— Ações requeridas —
(a) Resuma em duas frases o texto sobre a obra Mevitevendo.
(b) Verta para o inglês esta frase do texto sobre a obra Mevitevendo: "O receptor não ouve o que o outro fala: ouve o que quer ouvir."

— Texto —
Maria José Rocha Lima
Certa vez, recebi da amiga psicanalista Maria Elena Rodrigues da Silva a obra Mevitevendo (1977), em que Artur da Távola revela que “um dos maiores problemas de comunicação, tanto a de massas como a interpessoal, é o de como o receptor ouve o que o emissor falou”.
Artur da Távola (1936-2008) foi advogado, jornalista, escritor, deputado (1987-1995) e senador (1995-2003). Pela brilhante atuação no Senado, ficou conhecido como o Cronista da Vida. A atualidade de sua obra é evidente, sobretudo nestes dias de “guerras de narrativas”, potencializadas pelas redes sociais.
No Difícil Facilitário do Verbo Ouvir – Mevitevendo, o autor ensina:
1. Em geral, o receptor não ouve o que o outro fala: ouve o que o outro não está dizendo.
2. O receptor não ouve o que o outro fala: ouve o que quer ouvir.
3. O receptor não ouve o que o outro fala: ouve o que já escutara antes e enquadra a fala do outro no que se acostumou a ouvir.

— Conjunto de dados —
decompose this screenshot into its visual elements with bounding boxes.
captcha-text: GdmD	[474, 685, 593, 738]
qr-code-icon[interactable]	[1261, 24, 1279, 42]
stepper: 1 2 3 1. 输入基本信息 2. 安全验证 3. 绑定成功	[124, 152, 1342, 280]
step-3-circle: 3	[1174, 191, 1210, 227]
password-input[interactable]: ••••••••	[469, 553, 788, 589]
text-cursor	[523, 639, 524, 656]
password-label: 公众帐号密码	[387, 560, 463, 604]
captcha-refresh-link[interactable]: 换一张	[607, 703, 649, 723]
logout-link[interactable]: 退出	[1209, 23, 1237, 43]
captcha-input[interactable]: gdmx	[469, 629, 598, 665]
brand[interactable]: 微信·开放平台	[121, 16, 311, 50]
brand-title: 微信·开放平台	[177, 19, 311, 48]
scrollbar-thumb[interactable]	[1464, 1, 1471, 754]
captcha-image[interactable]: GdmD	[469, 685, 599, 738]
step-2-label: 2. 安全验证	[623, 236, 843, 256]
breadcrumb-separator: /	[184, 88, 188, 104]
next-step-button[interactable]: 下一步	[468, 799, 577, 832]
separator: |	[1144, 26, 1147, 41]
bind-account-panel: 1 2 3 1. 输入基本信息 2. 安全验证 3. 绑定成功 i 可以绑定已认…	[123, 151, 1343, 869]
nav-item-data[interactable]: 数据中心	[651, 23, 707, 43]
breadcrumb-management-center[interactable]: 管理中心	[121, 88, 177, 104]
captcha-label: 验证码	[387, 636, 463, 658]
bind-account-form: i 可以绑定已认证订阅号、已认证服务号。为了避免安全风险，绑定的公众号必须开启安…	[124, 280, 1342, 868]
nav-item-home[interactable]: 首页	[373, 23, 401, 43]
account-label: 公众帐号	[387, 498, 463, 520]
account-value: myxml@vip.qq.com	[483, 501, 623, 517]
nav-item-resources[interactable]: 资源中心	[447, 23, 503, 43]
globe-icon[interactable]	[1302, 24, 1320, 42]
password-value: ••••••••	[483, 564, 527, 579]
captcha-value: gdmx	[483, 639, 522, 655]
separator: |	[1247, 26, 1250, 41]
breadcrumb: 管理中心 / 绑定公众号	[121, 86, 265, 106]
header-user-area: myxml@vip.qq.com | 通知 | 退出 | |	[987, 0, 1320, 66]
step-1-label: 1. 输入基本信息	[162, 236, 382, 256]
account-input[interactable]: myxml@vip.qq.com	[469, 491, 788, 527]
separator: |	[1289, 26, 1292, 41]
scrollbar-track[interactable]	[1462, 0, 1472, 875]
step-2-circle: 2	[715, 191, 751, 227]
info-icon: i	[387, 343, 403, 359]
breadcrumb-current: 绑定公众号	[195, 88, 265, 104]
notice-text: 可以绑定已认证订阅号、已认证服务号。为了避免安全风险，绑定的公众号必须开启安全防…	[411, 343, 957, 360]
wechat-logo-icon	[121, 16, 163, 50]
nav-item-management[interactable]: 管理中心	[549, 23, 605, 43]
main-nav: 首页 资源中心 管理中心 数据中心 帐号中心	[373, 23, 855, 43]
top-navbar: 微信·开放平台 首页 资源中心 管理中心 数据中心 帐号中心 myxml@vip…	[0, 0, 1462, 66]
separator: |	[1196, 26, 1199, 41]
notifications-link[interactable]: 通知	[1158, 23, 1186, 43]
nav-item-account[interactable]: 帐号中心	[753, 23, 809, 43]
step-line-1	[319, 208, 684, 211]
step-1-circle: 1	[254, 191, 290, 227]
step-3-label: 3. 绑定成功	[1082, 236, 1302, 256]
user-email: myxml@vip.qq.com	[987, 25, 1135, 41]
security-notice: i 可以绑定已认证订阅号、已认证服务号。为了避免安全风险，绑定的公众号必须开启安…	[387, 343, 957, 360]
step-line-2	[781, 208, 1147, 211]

— Saídas por tarefa —
(a) Na obra Mevitevendo (1977), Artur da Távola, que foi advogado, jornalista, escritor, deputado e senador e ficou conhecido como o Cronista da Vida, afirma que um dos maiores problemas de comunicação é o de como o receptor ouve o que o emissor falou. Segundo o autor, o receptor não ouve o que o outro fala, mas sim o que o outro não está dizendo, o que quer ouvir ou o que já escutara antes.

(b) The receiver does not hear what the other person says: they hear what they want to hear.